# Short task
Copy out each line featuring the string "image" from the entries beneath.
☆ ☆ ☆ ☆ ☆
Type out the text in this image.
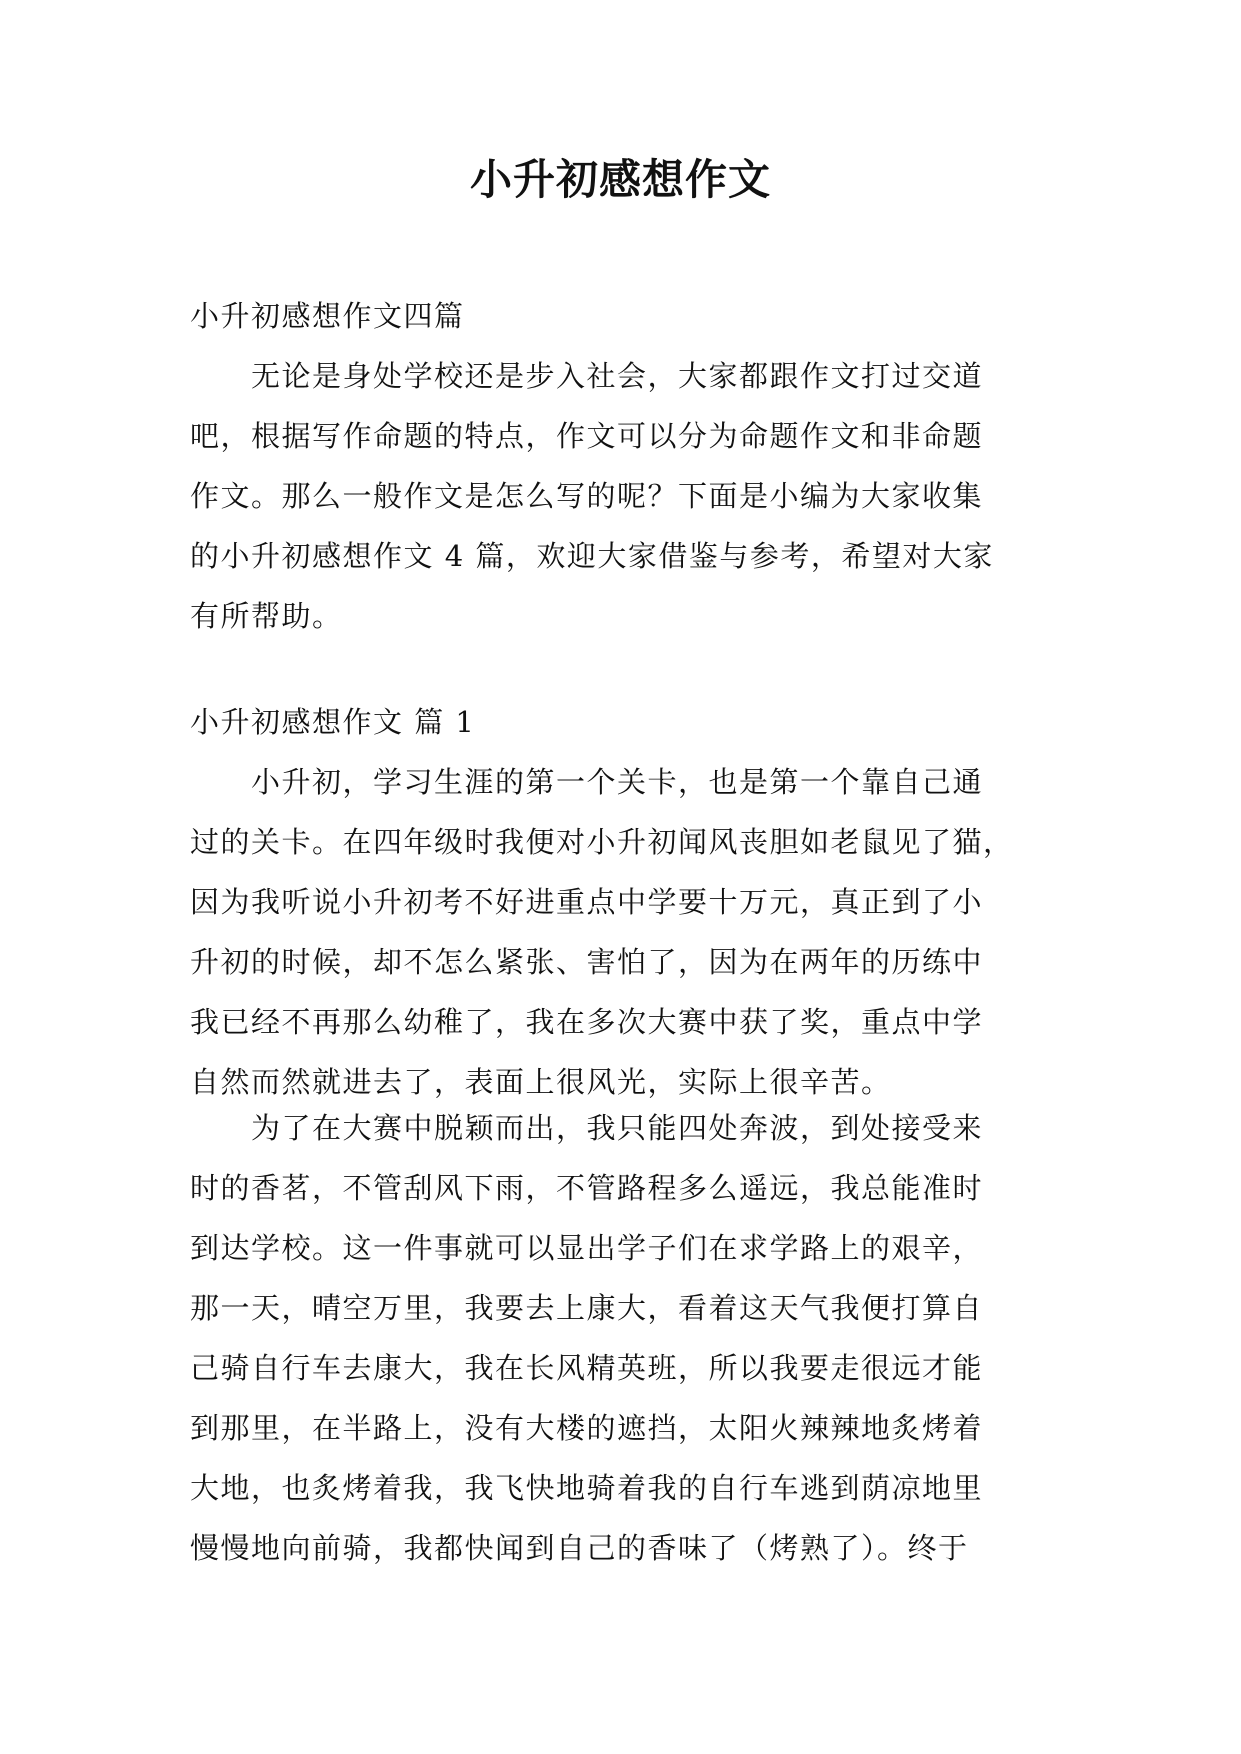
小升初感想作文
小升初感想作文四篇
　　无论是身处学校还是步入社会，大家都跟作文打过交道
吧，根据写作命题的特点，作文可以分为命题作文和非命题
作文。那么一般作文是怎么写的呢？下面是小编为大家收集
的小升初感想作文 4 篇，欢迎大家借鉴与参考，希望对大家
有所帮助。
小升初感想作文 篇 1
　　小升初，学习生涯的第一个关卡，也是第一个靠自己通
过的关卡。在四年级时我便对小升初闻风丧胆如老鼠见了猫，
因为我听说小升初考不好进重点中学要十万元，真正到了小
升初的时候，却不怎么紧张、害怕了，因为在两年的历练中
我已经不再那么幼稚了，我在多次大赛中获了奖，重点中学
自然而然就进去了，表面上很风光，实际上很辛苦。
　　为了在大赛中脱颖而出，我只能四处奔波，到处接受来
时的香茗，不管刮风下雨，不管路程多么遥远，我总能准时
到达学校。这一件事就可以显出学子们在求学路上的艰辛，
那一天，晴空万里，我要去上康大，看着这天气我便打算自
己骑自行车去康大，我在长风精英班，所以我要走很远才能
到那里，在半路上，没有大楼的遮挡，太阳火辣辣地炙烤着
大地，也炙烤着我，我飞快地骑着我的自行车逃到荫凉地里
慢慢地向前骑，我都快闻到自己的香味了（烤熟了）。终于
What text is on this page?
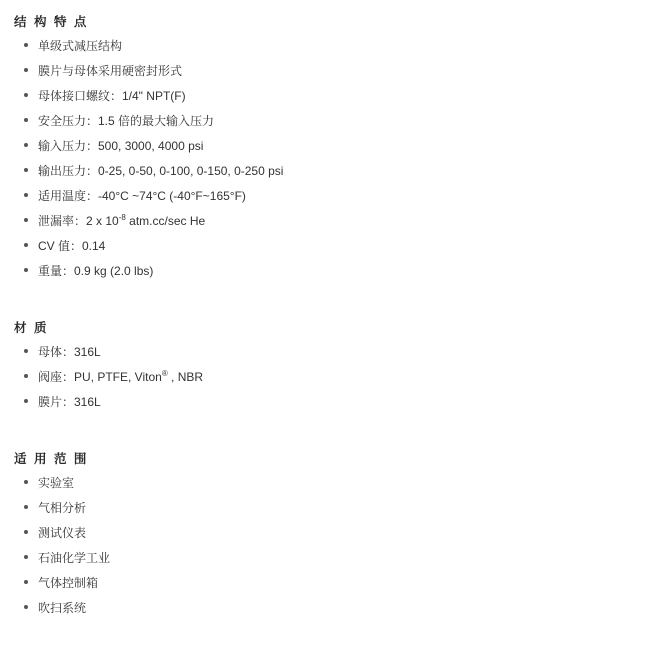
结 构 特 点
单级式减压结构
膜片与母体采用硬密封形式
母体接口螺纹：1/4" NPT(F)
安全压力：1.5 倍的最大输入压力
输入压力：500, 3000, 4000 psi
输出压力：0-25, 0-50, 0-100, 0-150, 0-250 psi
适用温度：-40°C ~74°C (-40°F~165°F)
泄漏率：2 x $10^{-8}$ atm.cc/sec He
CV 值：0.14
重量：0.9 kg (2.0 lbs)
材 质
母体：316L
阀座：PU, PTFE, Viton® , NBR
膜片：316L
适 用 范 围
实验室
气相分析
测试仪表
石油化学工业
气体控制箱
吹扫系统
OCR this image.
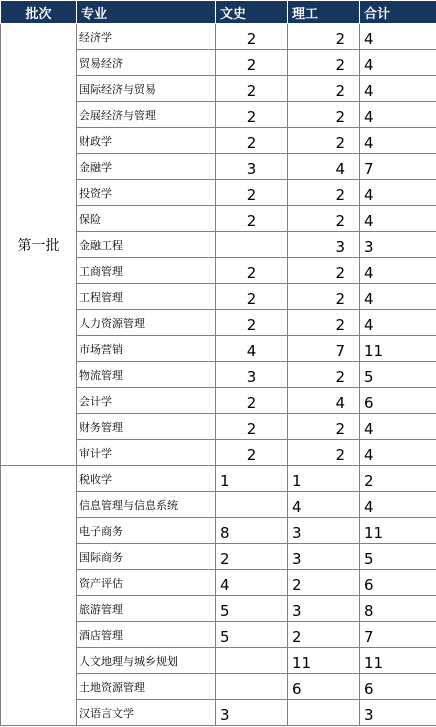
批次	专业	文史	理工	合计
第一批	经济学	2	2	4
	贸易经济	2	2	4
	国际经济与贸易	2	2	4
	会展经济与管理	2	2	4
	财政学	2	2	4
	金融学	3	4	7
	投资学	2	2	4
	保险	2	2	4
	金融工程		3	3
	工商管理	2	2	4
	工程管理	2	2	4
	人力资源管理	2	2	4
	市场营销	4	7	11
	物流管理	3	2	5
	会计学	2	4	6
	财务管理	2	2	4
	审计学	2	2	4
	税收学	1	1	2
	信息管理与信息系统		4	4
	电子商务	8	3	11
	国际商务	2	3	5
	资产评估	4	2	6
	旅游管理	5	3	8
	酒店管理	5	2	7
	人文地理与城乡规划		11	11
	土地资源管理		6	6
	汉语言文学	3		3
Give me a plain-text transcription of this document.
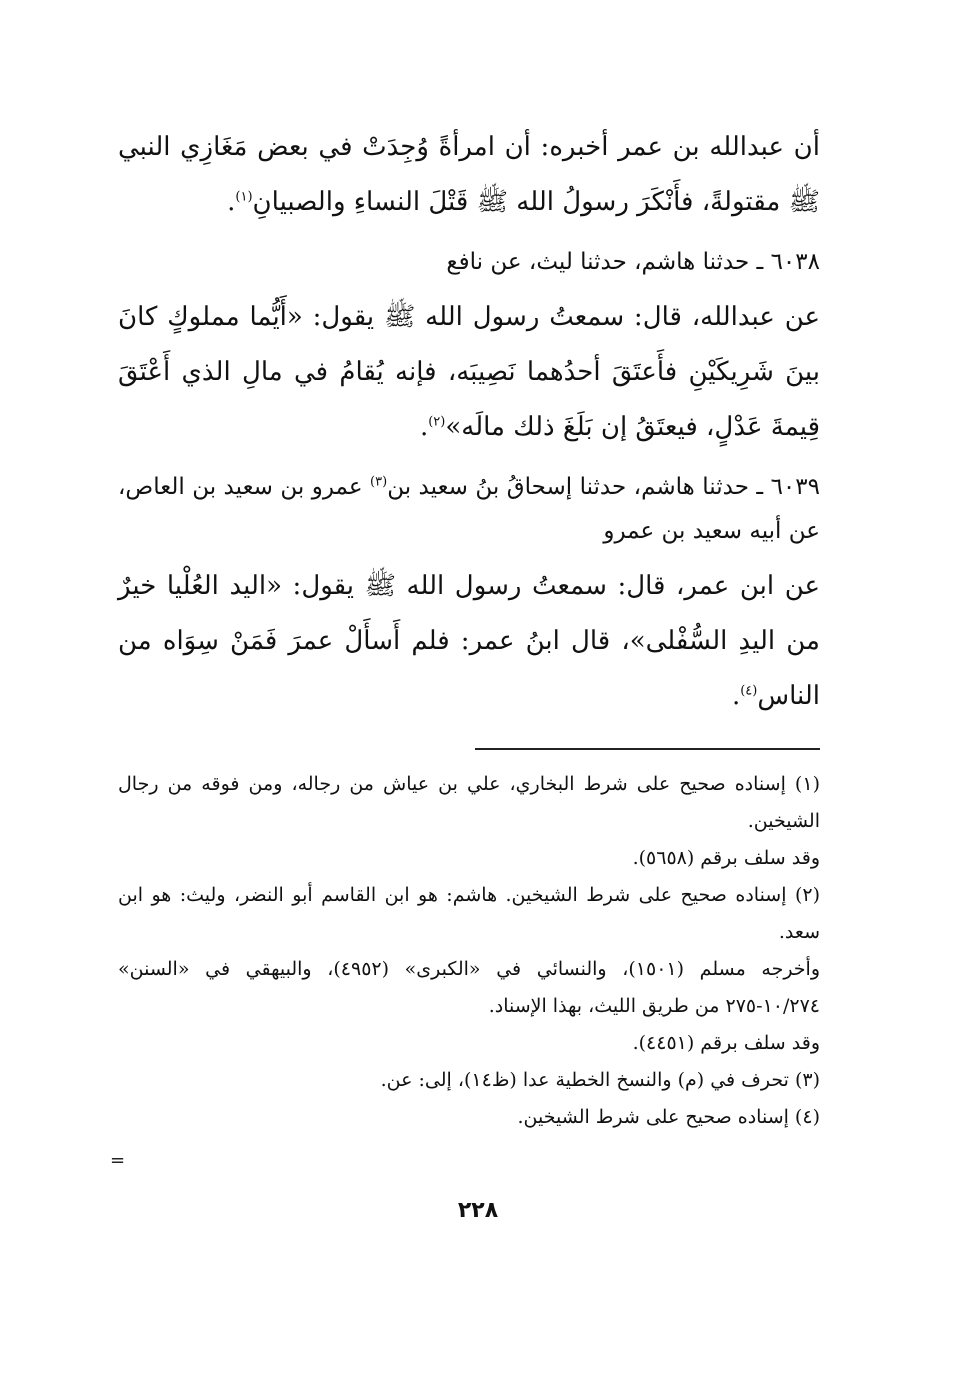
أن عبدالله بن عمر أخبره: أن امرأةً وُجِدَتْ في بعض مَغَازِي النبي ﷺ مقتولةً، فأَنْكَرَ رسولُ الله ﷺ قَتْلَ النساءِ والصبيانِ$^{(١)}$.

٦٠٣٨ ـ حدثنا هاشم، حدثنا ليث، عن نافع

عن عبدالله، قال: سمعتُ رسول الله ﷺ يقول: «أَيُّما مملوكٍ كانَ بينَ شَرِيكَيْنِ فأَعتَقَ أحدُهما نَصِيبَه، فإنه يُقامُ في مالِ الذي أَعْتَقَ قِيمةَ عَدْلٍ، فيعتَقُ إن بَلَغَ ذلك مالَه»$^{(٢)}$.

٦٠٣٩ ـ حدثنا هاشم، حدثنا إسحاقُ بنُ سعيد بن$^{(٣)}$ عمرو بن سعيد بن العاص، عن أبيه سعيد بن عمرو

عن ابن عمر، قال: سمعتُ رسول الله ﷺ يقول: «اليد العُلْيا خيرٌ من اليدِ السُّفْلى»، قال ابنُ عمر: فلم أَسأَلْ عمرَ فَمَنْ سِوَاه من الناس$^{(٤)}$.

(١) إسناده صحيح على شرط البخاري، علي بن عياش من رجاله، ومن فوقه من رجال الشيخين.

وقد سلف برقم (٥٦٥٨).

(٢) إسناده صحيح على شرط الشيخين. هاشم: هو ابن القاسم أبو النضر، وليث: هو ابن سعد.

وأخرجه مسلم (١٥٠١)، والنسائي في «الكبرى» (٤٩٥٢)، والبيهقي في «السنن» ١٠/٢٧٤-٢٧٥ من طريق الليث، بهذا الإسناد.

وقد سلف برقم (٤٤٥١).

(٣) تحرف في (م) والنسخ الخطية عدا (ظ١٤)، إلى: عن.

(٤) إسناده صحيح على شرط الشيخين.

=
٢٢٨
☆ ☆ ☆ ☆ ☆
# Complete answer
Type out the text in this image.
OCR this image.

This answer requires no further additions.